▶ Data entries
——————————

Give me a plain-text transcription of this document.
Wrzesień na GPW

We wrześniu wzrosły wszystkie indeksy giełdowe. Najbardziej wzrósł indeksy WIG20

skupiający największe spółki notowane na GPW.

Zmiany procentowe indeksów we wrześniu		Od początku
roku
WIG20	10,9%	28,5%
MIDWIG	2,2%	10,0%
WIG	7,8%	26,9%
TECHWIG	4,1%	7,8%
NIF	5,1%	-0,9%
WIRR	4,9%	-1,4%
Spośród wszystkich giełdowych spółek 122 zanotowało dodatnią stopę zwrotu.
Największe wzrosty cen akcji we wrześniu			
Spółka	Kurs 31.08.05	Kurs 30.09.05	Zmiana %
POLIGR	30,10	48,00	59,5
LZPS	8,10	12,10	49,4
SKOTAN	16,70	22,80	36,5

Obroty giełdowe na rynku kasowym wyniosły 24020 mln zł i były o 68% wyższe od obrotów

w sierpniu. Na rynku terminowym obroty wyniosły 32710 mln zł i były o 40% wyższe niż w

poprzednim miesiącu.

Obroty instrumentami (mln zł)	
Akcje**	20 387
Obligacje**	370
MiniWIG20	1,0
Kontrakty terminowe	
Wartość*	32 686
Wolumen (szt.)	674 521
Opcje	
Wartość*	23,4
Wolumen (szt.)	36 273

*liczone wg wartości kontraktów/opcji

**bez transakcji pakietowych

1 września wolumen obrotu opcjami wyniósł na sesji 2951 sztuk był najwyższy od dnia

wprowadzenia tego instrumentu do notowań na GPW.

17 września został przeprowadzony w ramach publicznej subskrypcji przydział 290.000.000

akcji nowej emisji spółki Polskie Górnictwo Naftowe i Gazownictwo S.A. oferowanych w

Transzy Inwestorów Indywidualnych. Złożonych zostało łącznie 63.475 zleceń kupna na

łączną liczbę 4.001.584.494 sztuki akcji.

——————————

▶ DIRECTIONS
Each line above that includes "giełdowe" should be shown.

▶ SOLUTION
We wrześniu wzrosły wszystkie indeksy giełdowe. Najbardziej wzrósł indeksy WIG20
Obroty giełdowe na rynku kasowym wyniosły 24020 mln zł i były o 68% wyższe od obrotów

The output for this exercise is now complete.